RECORDS PROVIDED →
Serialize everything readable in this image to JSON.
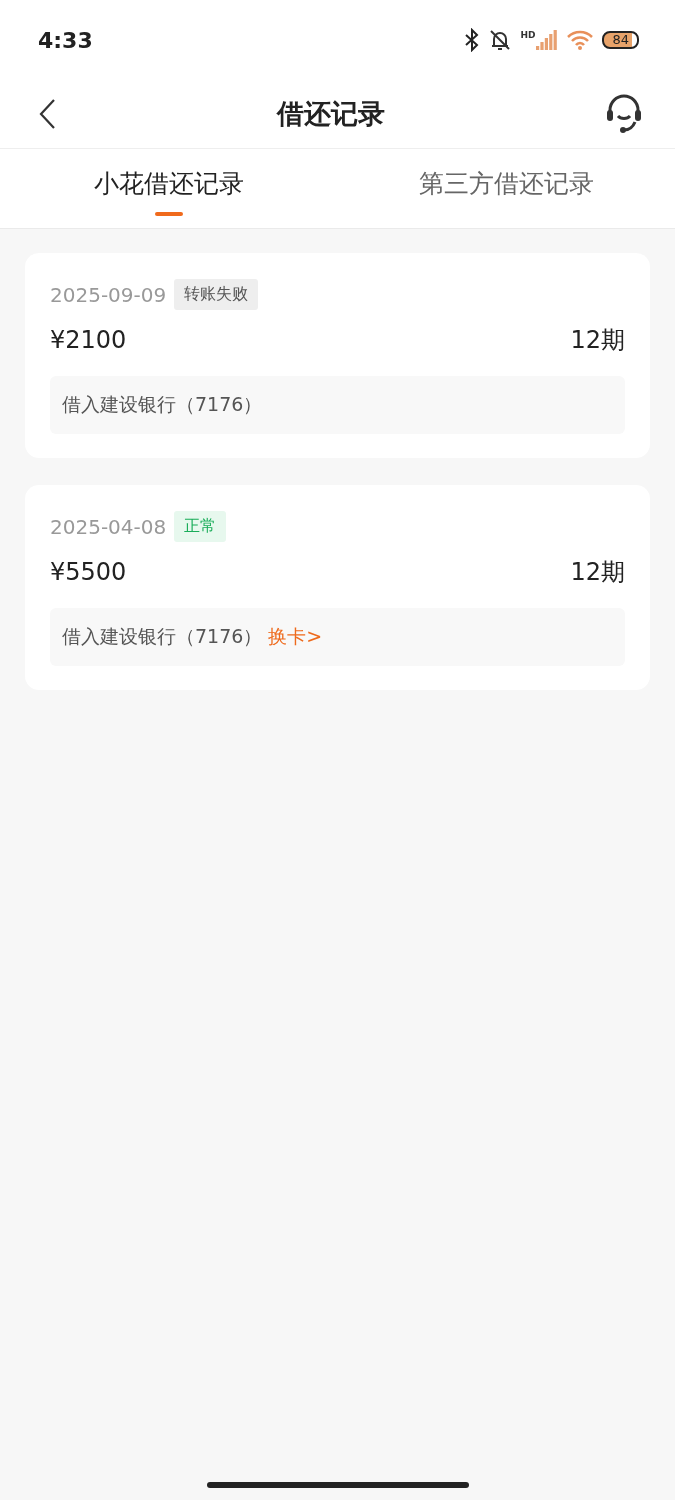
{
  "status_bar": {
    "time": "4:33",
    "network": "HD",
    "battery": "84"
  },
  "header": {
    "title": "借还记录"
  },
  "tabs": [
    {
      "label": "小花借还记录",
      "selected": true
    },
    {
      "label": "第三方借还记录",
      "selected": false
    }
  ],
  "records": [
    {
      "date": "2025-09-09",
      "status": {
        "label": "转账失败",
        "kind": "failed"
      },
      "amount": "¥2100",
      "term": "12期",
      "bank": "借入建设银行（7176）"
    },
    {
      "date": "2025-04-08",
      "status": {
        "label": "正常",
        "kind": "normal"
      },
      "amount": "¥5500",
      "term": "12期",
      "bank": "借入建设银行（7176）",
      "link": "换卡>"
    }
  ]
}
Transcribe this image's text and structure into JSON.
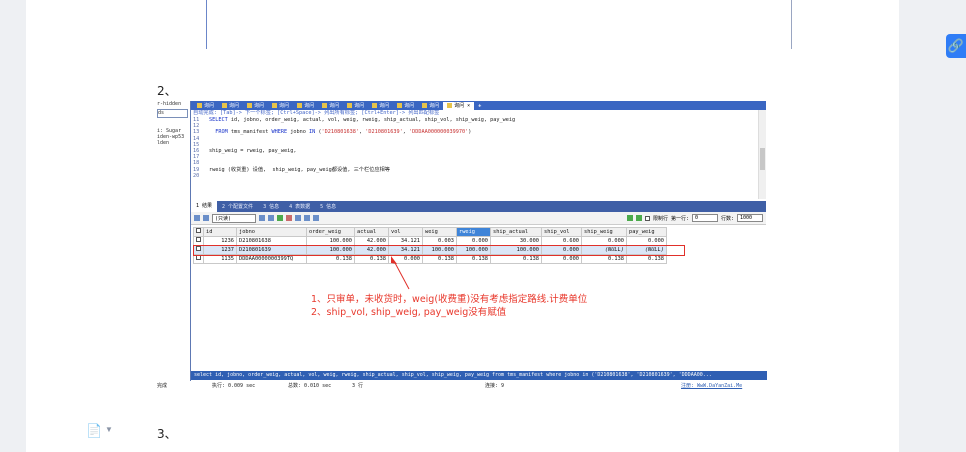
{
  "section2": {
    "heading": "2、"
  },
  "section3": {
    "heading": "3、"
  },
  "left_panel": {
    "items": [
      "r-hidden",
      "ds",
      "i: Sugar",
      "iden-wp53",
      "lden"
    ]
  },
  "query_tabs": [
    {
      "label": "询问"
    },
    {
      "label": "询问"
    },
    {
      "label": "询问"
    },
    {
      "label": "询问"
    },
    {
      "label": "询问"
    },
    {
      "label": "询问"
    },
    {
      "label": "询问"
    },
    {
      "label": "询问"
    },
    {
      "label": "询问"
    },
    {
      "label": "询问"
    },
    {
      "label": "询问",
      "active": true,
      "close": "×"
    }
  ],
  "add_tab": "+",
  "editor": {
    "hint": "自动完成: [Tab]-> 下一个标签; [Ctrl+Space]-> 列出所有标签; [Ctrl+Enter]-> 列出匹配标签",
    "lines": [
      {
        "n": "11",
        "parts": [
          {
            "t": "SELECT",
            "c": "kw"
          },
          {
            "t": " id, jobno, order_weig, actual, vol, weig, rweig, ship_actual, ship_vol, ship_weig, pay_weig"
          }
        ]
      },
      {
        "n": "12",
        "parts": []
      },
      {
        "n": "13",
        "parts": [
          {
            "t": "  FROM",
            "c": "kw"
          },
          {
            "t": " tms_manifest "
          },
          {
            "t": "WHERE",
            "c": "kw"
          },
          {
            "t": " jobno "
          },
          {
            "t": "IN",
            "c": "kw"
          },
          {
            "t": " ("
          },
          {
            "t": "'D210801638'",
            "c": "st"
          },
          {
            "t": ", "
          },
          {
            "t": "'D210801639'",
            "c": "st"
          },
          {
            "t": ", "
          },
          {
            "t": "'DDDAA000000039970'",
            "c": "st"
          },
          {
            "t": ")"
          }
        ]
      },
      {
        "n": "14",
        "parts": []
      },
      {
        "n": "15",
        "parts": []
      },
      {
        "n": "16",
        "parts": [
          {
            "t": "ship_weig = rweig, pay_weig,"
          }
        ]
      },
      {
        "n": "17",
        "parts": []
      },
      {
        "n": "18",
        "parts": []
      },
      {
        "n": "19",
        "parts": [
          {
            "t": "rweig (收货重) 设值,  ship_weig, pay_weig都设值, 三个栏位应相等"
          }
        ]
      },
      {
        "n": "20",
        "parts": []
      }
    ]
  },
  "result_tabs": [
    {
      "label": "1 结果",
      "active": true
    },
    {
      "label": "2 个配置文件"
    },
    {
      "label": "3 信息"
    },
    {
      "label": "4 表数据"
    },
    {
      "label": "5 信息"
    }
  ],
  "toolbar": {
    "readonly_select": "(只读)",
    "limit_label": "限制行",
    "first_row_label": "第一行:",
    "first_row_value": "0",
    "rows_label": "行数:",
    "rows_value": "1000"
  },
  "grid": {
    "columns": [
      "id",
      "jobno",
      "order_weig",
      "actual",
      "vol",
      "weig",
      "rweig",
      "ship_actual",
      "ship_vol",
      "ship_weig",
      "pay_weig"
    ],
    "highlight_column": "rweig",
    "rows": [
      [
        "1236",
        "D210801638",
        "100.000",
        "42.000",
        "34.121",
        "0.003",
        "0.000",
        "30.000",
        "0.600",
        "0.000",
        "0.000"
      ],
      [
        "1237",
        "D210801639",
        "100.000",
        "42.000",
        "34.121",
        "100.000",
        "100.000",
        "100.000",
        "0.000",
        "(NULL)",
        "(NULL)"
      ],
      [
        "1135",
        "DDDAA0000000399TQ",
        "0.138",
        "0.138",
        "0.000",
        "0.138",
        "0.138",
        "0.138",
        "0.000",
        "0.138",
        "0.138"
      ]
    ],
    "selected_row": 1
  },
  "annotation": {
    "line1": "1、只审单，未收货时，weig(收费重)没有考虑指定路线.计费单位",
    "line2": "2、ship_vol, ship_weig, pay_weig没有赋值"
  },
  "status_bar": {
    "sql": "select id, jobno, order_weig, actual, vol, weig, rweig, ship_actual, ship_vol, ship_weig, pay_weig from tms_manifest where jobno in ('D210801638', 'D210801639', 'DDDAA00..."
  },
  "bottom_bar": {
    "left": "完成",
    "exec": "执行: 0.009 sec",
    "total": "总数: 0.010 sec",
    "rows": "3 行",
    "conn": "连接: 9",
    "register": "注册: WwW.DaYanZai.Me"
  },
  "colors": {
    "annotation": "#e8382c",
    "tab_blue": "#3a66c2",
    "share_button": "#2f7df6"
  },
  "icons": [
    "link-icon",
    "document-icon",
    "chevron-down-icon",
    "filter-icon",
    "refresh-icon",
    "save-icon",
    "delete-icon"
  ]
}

...

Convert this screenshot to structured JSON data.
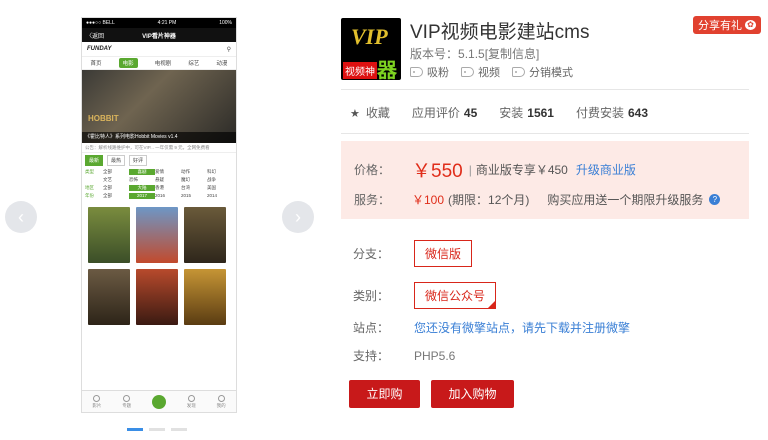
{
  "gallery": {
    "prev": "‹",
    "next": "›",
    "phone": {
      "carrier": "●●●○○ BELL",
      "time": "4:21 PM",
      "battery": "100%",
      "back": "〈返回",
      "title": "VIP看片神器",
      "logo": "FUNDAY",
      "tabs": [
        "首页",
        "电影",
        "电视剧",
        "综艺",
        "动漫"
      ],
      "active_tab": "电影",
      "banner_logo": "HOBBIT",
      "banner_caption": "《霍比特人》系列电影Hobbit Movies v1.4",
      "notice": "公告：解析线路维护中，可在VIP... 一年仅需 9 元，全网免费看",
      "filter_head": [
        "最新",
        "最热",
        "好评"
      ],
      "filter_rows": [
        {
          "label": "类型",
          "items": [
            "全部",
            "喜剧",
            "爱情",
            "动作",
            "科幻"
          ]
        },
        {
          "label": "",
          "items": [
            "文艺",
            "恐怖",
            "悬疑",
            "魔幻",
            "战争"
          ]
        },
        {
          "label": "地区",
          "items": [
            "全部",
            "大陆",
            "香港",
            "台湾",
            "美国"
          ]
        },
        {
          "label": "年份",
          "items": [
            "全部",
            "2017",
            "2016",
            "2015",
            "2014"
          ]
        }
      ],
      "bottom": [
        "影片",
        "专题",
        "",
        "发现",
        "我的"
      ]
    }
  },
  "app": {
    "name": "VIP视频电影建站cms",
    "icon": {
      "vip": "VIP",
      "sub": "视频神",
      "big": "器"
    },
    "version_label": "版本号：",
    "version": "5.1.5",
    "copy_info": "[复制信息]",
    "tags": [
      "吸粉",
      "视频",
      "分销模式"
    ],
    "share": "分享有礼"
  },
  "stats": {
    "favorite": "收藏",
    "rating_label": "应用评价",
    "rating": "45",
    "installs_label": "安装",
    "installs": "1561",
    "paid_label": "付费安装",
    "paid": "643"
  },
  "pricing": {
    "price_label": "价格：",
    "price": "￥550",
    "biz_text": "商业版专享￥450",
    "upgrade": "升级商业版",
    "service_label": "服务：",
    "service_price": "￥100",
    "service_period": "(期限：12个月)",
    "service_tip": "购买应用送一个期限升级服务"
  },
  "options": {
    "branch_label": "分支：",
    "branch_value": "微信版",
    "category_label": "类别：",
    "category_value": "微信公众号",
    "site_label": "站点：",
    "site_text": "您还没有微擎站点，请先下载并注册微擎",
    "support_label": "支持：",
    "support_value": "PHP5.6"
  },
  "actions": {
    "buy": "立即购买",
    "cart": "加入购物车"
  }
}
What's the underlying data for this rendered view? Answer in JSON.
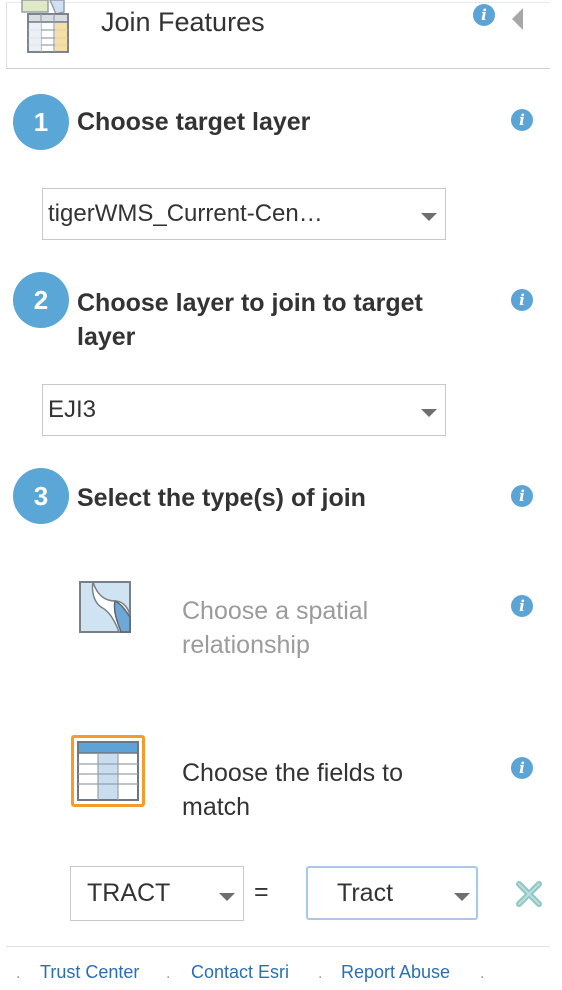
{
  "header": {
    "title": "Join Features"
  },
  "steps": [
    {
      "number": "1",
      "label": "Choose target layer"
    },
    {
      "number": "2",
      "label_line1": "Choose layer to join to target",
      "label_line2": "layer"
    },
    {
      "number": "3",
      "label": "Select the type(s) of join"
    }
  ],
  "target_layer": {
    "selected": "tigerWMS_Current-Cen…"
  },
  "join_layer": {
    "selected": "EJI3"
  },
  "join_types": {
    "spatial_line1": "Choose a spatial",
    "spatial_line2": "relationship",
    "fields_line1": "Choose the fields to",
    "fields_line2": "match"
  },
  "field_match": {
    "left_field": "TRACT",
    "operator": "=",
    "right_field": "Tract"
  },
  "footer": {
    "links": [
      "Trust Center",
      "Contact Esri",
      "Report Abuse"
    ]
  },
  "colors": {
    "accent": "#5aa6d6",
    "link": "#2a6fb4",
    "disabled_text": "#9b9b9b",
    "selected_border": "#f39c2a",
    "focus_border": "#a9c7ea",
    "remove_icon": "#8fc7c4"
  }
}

TASK STATEMENT → From the listing above, collect every line that mentions the word "Choose".

EXPECTED OUTPUT →
      "label": "Choose target layer"
      "label_line1": "Choose layer to join to target",
    "spatial_line1": "Choose a spatial",
    "fields_line1": "Choose the fields to",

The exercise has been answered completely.